▸ **THE EXERCISE**
Copy out every one of the rows below, reproducing each without any alteration.

(Element boundary rows)
───

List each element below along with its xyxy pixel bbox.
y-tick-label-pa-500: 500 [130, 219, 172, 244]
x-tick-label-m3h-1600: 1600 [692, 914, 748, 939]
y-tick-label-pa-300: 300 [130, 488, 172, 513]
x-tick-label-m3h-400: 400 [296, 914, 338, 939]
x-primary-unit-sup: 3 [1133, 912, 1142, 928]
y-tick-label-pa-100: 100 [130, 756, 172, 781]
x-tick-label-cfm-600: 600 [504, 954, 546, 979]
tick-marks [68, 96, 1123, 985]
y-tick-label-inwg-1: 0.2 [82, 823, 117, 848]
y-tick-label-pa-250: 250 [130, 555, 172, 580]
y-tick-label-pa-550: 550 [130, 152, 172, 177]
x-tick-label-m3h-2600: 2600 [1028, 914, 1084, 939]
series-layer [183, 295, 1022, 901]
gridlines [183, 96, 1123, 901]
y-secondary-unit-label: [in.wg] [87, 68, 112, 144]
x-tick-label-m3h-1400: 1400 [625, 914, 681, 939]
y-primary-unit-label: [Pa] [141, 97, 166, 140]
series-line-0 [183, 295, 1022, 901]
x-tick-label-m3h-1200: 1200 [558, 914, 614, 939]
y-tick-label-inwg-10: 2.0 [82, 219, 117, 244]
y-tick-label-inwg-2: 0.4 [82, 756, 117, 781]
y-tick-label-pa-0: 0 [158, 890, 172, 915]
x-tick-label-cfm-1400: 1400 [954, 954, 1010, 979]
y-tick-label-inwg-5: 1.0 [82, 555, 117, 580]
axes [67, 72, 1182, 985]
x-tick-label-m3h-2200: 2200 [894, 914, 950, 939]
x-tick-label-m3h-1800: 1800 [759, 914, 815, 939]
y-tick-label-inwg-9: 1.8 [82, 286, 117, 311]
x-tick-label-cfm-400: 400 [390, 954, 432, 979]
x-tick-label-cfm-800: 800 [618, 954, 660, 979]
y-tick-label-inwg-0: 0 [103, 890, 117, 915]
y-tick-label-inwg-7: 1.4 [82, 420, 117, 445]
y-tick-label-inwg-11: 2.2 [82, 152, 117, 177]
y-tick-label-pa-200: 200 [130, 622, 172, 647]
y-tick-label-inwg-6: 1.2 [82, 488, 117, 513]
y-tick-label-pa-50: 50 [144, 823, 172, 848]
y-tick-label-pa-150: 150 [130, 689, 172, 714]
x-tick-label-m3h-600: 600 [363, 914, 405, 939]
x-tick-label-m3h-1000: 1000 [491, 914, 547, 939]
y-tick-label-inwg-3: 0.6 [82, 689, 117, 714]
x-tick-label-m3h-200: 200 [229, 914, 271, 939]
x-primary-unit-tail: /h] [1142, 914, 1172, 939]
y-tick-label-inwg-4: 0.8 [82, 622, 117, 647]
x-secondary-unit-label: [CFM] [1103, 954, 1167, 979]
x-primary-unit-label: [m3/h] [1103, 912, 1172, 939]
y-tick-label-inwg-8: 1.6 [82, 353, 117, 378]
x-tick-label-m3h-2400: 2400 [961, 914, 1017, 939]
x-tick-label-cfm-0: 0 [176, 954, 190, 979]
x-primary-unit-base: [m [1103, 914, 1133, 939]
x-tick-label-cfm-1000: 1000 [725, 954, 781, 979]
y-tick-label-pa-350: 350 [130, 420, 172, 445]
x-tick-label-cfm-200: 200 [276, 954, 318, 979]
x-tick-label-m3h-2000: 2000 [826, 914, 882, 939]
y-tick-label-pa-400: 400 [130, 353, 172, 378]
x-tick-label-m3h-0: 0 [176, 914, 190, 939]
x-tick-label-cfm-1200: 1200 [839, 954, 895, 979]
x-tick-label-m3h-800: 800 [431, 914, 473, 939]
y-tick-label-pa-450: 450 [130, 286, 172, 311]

───

▸ **CORRECT RESULT**
List each element below along with its xyxy pixel bbox.
y-tick-label-pa-500: 500 [130, 219, 172, 244]
x-tick-label-m3h-1600: 1600 [692, 914, 748, 939]
y-tick-label-pa-300: 300 [130, 488, 172, 513]
x-tick-label-m3h-400: 400 [296, 914, 338, 939]
x-primary-unit-sup: 3 [1133, 912, 1142, 928]
y-tick-label-pa-100: 100 [130, 756, 172, 781]
x-tick-label-cfm-600: 600 [504, 954, 546, 979]
tick-marks [68, 96, 1123, 985]
y-tick-label-inwg-1: 0.2 [82, 823, 117, 848]
y-tick-label-pa-250: 250 [130, 555, 172, 580]
y-tick-label-pa-550: 550 [130, 152, 172, 177]
x-tick-label-m3h-2600: 2600 [1028, 914, 1084, 939]
series-layer [183, 295, 1022, 901]
gridlines [183, 96, 1123, 901]
y-secondary-unit-label: [in.wg] [87, 68, 112, 144]
x-tick-label-m3h-1400: 1400 [625, 914, 681, 939]
y-primary-unit-label: [Pa] [141, 97, 166, 140]
series-line-0 [183, 295, 1022, 901]
x-tick-label-m3h-1200: 1200 [558, 914, 614, 939]
y-tick-label-inwg-10: 2.0 [82, 219, 117, 244]
y-tick-label-inwg-2: 0.4 [82, 756, 117, 781]
y-tick-label-pa-0: 0 [158, 890, 172, 915]
x-tick-label-cfm-1400: 1400 [954, 954, 1010, 979]
y-tick-label-inwg-5: 1.0 [82, 555, 117, 580]
axes [67, 72, 1182, 985]
x-tick-label-m3h-2200: 2200 [894, 914, 950, 939]
x-tick-label-m3h-1800: 1800 [759, 914, 815, 939]
y-tick-label-inwg-9: 1.8 [82, 286, 117, 311]
x-tick-label-cfm-400: 400 [390, 954, 432, 979]
x-tick-label-cfm-800: 800 [618, 954, 660, 979]
y-tick-label-inwg-0: 0 [103, 890, 117, 915]
y-tick-label-inwg-7: 1.4 [82, 420, 117, 445]
y-tick-label-inwg-11: 2.2 [82, 152, 117, 177]
y-tick-label-pa-200: 200 [130, 622, 172, 647]
y-tick-label-inwg-6: 1.2 [82, 488, 117, 513]
y-tick-label-pa-50: 50 [144, 823, 172, 848]
y-tick-label-pa-150: 150 [130, 689, 172, 714]
x-tick-label-m3h-600: 600 [363, 914, 405, 939]
x-tick-label-m3h-1000: 1000 [491, 914, 547, 939]
y-tick-label-inwg-3: 0.6 [82, 689, 117, 714]
x-tick-label-m3h-200: 200 [229, 914, 271, 939]
x-primary-unit-tail: /h] [1142, 914, 1172, 939]
y-tick-label-inwg-4: 0.8 [82, 622, 117, 647]
x-secondary-unit-label: [CFM] [1103, 954, 1167, 979]
x-primary-unit-label: [m3/h] [1103, 912, 1172, 939]
y-tick-label-inwg-8: 1.6 [82, 353, 117, 378]
x-tick-label-m3h-2400: 2400 [961, 914, 1017, 939]
x-tick-label-cfm-0: 0 [176, 954, 190, 979]
x-primary-unit-base: [m [1103, 914, 1133, 939]
x-tick-label-cfm-1000: 1000 [725, 954, 781, 979]
y-tick-label-pa-350: 350 [130, 420, 172, 445]
x-tick-label-cfm-200: 200 [276, 954, 318, 979]
x-tick-label-m3h-2000: 2000 [826, 914, 882, 939]
y-tick-label-pa-400: 400 [130, 353, 172, 378]
x-tick-label-m3h-0: 0 [176, 914, 190, 939]
x-tick-label-cfm-1200: 1200 [839, 954, 895, 979]
x-tick-label-m3h-800: 800 [431, 914, 473, 939]
y-tick-label-pa-450: 450 [130, 286, 172, 311]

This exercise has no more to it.